**Exercise directions:** Among the lines below, count those containing the word "本大题共". Give the number only.

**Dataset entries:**
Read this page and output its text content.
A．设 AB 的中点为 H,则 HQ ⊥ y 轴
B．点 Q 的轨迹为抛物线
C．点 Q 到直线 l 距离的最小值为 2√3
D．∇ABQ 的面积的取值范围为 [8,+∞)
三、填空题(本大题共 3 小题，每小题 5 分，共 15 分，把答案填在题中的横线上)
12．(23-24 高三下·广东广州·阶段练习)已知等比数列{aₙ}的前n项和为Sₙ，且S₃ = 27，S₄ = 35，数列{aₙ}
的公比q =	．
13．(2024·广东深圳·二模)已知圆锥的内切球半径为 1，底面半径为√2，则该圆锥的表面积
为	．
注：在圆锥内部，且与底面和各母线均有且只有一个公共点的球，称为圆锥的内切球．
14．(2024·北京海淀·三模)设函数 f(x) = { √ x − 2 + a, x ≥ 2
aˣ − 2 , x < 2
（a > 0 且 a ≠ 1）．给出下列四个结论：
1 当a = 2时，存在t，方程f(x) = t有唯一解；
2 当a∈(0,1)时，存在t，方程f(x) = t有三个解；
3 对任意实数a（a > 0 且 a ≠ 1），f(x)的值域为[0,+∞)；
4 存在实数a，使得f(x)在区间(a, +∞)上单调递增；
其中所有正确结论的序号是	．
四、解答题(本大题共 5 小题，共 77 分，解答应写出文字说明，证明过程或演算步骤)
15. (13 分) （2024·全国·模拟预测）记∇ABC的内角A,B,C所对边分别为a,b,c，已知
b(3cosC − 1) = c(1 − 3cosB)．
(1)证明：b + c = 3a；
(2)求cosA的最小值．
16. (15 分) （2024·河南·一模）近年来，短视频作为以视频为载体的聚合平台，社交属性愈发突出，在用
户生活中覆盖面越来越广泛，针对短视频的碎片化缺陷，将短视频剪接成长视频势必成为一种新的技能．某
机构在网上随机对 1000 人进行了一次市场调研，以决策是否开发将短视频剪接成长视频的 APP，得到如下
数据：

**Correct answer:** 2